* **WRITTEN EXERCISE**:
Retype each record shown below, leaving every character as it is.
** Start RECORD EXCERPTS **
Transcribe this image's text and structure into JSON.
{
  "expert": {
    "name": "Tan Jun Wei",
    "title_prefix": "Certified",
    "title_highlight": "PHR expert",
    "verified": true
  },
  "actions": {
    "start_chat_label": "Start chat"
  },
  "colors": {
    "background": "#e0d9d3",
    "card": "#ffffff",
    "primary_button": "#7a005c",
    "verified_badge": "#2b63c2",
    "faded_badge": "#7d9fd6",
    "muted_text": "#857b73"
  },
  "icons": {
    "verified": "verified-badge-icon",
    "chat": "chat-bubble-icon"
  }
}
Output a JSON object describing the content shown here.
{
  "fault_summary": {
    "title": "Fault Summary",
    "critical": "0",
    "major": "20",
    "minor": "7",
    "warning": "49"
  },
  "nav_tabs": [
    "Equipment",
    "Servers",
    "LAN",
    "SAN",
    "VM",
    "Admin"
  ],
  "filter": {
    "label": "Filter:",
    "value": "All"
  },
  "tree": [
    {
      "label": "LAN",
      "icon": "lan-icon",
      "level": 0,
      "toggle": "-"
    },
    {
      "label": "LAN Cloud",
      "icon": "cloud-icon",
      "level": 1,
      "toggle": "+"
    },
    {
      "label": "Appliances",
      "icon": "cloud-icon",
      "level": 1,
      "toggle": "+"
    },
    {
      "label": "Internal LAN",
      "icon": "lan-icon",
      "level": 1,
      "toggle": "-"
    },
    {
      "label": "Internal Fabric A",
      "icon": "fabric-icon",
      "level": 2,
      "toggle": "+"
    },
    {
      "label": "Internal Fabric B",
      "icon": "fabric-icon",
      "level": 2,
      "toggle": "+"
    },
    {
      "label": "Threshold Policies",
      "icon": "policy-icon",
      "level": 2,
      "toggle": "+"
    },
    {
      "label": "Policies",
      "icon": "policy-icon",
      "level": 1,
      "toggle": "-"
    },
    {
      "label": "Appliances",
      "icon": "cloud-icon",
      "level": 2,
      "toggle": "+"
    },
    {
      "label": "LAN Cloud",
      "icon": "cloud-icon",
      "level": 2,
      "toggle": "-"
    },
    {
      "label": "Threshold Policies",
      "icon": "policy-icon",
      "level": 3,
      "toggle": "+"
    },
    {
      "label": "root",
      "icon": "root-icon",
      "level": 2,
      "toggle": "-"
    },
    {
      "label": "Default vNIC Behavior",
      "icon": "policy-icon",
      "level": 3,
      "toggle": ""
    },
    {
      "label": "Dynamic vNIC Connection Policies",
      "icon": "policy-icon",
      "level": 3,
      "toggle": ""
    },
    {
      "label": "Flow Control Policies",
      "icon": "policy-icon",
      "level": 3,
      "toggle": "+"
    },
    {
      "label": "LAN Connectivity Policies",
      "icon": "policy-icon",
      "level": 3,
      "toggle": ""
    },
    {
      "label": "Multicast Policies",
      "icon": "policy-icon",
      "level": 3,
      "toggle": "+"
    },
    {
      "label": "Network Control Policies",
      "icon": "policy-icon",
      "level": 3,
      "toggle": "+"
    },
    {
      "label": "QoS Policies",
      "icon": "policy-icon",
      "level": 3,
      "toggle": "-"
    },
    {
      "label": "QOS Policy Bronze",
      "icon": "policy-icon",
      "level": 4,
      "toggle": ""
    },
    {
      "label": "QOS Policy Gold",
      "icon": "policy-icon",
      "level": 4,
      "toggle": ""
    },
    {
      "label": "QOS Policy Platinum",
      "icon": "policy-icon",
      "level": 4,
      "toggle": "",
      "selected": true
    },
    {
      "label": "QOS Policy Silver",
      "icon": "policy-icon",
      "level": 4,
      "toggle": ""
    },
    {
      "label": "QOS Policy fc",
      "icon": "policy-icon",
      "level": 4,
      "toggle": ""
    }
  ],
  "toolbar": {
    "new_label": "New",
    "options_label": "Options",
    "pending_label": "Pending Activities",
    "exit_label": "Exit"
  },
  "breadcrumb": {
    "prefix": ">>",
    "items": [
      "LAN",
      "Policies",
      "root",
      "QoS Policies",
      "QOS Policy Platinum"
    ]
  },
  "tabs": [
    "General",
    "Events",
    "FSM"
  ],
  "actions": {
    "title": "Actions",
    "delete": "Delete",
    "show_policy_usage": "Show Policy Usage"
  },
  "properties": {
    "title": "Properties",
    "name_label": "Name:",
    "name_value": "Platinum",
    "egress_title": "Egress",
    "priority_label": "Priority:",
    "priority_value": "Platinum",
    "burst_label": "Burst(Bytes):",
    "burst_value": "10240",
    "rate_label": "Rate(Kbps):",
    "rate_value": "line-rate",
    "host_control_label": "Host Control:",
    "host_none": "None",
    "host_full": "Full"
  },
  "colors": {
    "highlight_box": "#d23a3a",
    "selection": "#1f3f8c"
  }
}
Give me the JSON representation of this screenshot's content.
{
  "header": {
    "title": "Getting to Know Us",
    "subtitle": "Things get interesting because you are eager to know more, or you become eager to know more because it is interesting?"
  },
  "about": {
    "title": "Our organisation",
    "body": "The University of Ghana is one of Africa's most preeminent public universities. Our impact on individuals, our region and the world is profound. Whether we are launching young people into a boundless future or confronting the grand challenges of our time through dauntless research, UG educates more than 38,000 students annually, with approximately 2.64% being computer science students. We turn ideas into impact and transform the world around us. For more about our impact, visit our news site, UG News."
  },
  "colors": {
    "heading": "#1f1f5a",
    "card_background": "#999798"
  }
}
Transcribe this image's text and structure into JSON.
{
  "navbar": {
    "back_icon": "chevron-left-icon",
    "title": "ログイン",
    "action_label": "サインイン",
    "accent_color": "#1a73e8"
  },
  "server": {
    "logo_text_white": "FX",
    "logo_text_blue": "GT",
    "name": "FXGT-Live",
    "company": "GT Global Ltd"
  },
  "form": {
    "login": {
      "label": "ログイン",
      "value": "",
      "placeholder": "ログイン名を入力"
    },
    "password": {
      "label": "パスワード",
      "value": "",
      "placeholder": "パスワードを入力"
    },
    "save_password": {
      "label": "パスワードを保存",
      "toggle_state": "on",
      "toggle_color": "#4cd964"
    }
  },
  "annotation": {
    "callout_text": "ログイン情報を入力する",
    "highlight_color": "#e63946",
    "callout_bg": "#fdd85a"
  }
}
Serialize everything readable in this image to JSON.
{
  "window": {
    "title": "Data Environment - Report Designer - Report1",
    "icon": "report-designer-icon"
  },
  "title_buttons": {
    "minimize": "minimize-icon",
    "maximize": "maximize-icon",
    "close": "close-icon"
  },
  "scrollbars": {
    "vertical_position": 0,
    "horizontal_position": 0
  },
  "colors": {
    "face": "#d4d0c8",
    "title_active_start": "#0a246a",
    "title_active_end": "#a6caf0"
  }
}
** End RECORD EXCERPTS **
* **RESPONSE TO THIS EXERCISE**:
Transcribe this image's text and structure into JSON.
{
  "expert": {
    "name": "Tan Jun Wei",
    "title_prefix": "Certified",
    "title_highlight": "PHR expert",
    "verified": true
  },
  "actions": {
    "start_chat_label": "Start chat"
  },
  "colors": {
    "background": "#e0d9d3",
    "card": "#ffffff",
    "primary_button": "#7a005c",
    "verified_badge": "#2b63c2",
    "faded_badge": "#7d9fd6",
    "muted_text": "#857b73"
  },
  "icons": {
    "verified": "verified-badge-icon",
    "chat": "chat-bubble-icon"
  }
}
Output a JSON object describing the content shown here.
{
  "fault_summary": {
    "title": "Fault Summary",
    "critical": "0",
    "major": "20",
    "minor": "7",
    "warning": "49"
  },
  "nav_tabs": [
    "Equipment",
    "Servers",
    "LAN",
    "SAN",
    "VM",
    "Admin"
  ],
  "filter": {
    "label": "Filter:",
    "value": "All"
  },
  "tree": [
    {
      "label": "LAN",
      "icon": "lan-icon",
      "level": 0,
      "toggle": "-"
    },
    {
      "label": "LAN Cloud",
      "icon": "cloud-icon",
      "level": 1,
      "toggle": "+"
    },
    {
      "label": "Appliances",
      "icon": "cloud-icon",
      "level": 1,
      "toggle": "+"
    },
    {
      "label": "Internal LAN",
      "icon": "lan-icon",
      "level": 1,
      "toggle": "-"
    },
    {
      "label": "Internal Fabric A",
      "icon": "fabric-icon",
      "level": 2,
      "toggle": "+"
    },
    {
      "label": "Internal Fabric B",
      "icon": "fabric-icon",
      "level": 2,
      "toggle": "+"
    },
    {
      "label": "Threshold Policies",
      "icon": "policy-icon",
      "level": 2,
      "toggle": "+"
    },
    {
      "label": "Policies",
      "icon": "policy-icon",
      "level": 1,
      "toggle": "-"
    },
    {
      "label": "Appliances",
      "icon": "cloud-icon",
      "level": 2,
      "toggle": "+"
    },
    {
      "label": "LAN Cloud",
      "icon": "cloud-icon",
      "level": 2,
      "toggle": "-"
    },
    {
      "label": "Threshold Policies",
      "icon": "policy-icon",
      "level": 3,
      "toggle": "+"
    },
    {
      "label": "root",
      "icon": "root-icon",
      "level": 2,
      "toggle": "-"
    },
    {
      "label": "Default vNIC Behavior",
      "icon": "policy-icon",
      "level": 3,
      "toggle": ""
    },
    {
      "label": "Dynamic vNIC Connection Policies",
      "icon": "policy-icon",
      "level": 3,
      "toggle": ""
    },
    {
      "label": "Flow Control Policies",
      "icon": "policy-icon",
      "level": 3,
      "toggle": "+"
    },
    {
      "label": "LAN Connectivity Policies",
      "icon": "policy-icon",
      "level": 3,
      "toggle": ""
    },
    {
      "label": "Multicast Policies",
      "icon": "policy-icon",
      "level": 3,
      "toggle": "+"
    },
    {
      "label": "Network Control Policies",
      "icon": "policy-icon",
      "level": 3,
      "toggle": "+"
    },
    {
      "label": "QoS Policies",
      "icon": "policy-icon",
      "level": 3,
      "toggle": "-"
    },
    {
      "label": "QOS Policy Bronze",
      "icon": "policy-icon",
      "level": 4,
      "toggle": ""
    },
    {
      "label": "QOS Policy Gold",
      "icon": "policy-icon",
      "level": 4,
      "toggle": ""
    },
    {
      "label": "QOS Policy Platinum",
      "icon": "policy-icon",
      "level": 4,
      "toggle": "",
      "selected": true
    },
    {
      "label": "QOS Policy Silver",
      "icon": "policy-icon",
      "level": 4,
      "toggle": ""
    },
    {
      "label": "QOS Policy fc",
      "icon": "policy-icon",
      "level": 4,
      "toggle": ""
    }
  ],
  "toolbar": {
    "new_label": "New",
    "options_label": "Options",
    "pending_label": "Pending Activities",
    "exit_label": "Exit"
  },
  "breadcrumb": {
    "prefix": ">>",
    "items": [
      "LAN",
      "Policies",
      "root",
      "QoS Policies",
      "QOS Policy Platinum"
    ]
  },
  "tabs": [
    "General",
    "Events",
    "FSM"
  ],
  "actions": {
    "title": "Actions",
    "delete": "Delete",
    "show_policy_usage": "Show Policy Usage"
  },
  "properties": {
    "title": "Properties",
    "name_label": "Name:",
    "name_value": "Platinum",
    "egress_title": "Egress",
    "priority_label": "Priority:",
    "priority_value": "Platinum",
    "burst_label": "Burst(Bytes):",
    "burst_value": "10240",
    "rate_label": "Rate(Kbps):",
    "rate_value": "line-rate",
    "host_control_label": "Host Control:",
    "host_none": "None",
    "host_full": "Full"
  },
  "colors": {
    "highlight_box": "#d23a3a",
    "selection": "#1f3f8c"
  }
}
Give me the JSON representation of this screenshot's content.
{
  "header": {
    "title": "Getting to Know Us",
    "subtitle": "Things get interesting because you are eager to know more, or you become eager to know more because it is interesting?"
  },
  "about": {
    "title": "Our organisation",
    "body": "The University of Ghana is one of Africa's most preeminent public universities. Our impact on individuals, our region and the world is profound. Whether we are launching young people into a boundless future or confronting the grand challenges of our time through dauntless research, UG educates more than 38,000 students annually, with approximately 2.64% being computer science students. We turn ideas into impact and transform the world around us. For more about our impact, visit our news site, UG News."
  },
  "colors": {
    "heading": "#1f1f5a",
    "card_background": "#999798"
  }
}
Transcribe this image's text and structure into JSON.
{
  "navbar": {
    "back_icon": "chevron-left-icon",
    "title": "ログイン",
    "action_label": "サインイン",
    "accent_color": "#1a73e8"
  },
  "server": {
    "logo_text_white": "FX",
    "logo_text_blue": "GT",
    "name": "FXGT-Live",
    "company": "GT Global Ltd"
  },
  "form": {
    "login": {
      "label": "ログイン",
      "value": "",
      "placeholder": "ログイン名を入力"
    },
    "password": {
      "label": "パスワード",
      "value": "",
      "placeholder": "パスワードを入力"
    },
    "save_password": {
      "label": "パスワードを保存",
      "toggle_state": "on",
      "toggle_color": "#4cd964"
    }
  },
  "annotation": {
    "callout_text": "ログイン情報を入力する",
    "highlight_color": "#e63946",
    "callout_bg": "#fdd85a"
  }
}
Serialize everything readable in this image to JSON.
{
  "window": {
    "title": "Data Environment - Report Designer - Report1",
    "icon": "report-designer-icon"
  },
  "title_buttons": {
    "minimize": "minimize-icon",
    "maximize": "maximize-icon",
    "close": "close-icon"
  },
  "scrollbars": {
    "vertical_position": 0,
    "horizontal_position": 0
  },
  "colors": {
    "face": "#d4d0c8",
    "title_active_start": "#0a246a",
    "title_active_end": "#a6caf0"
  }
}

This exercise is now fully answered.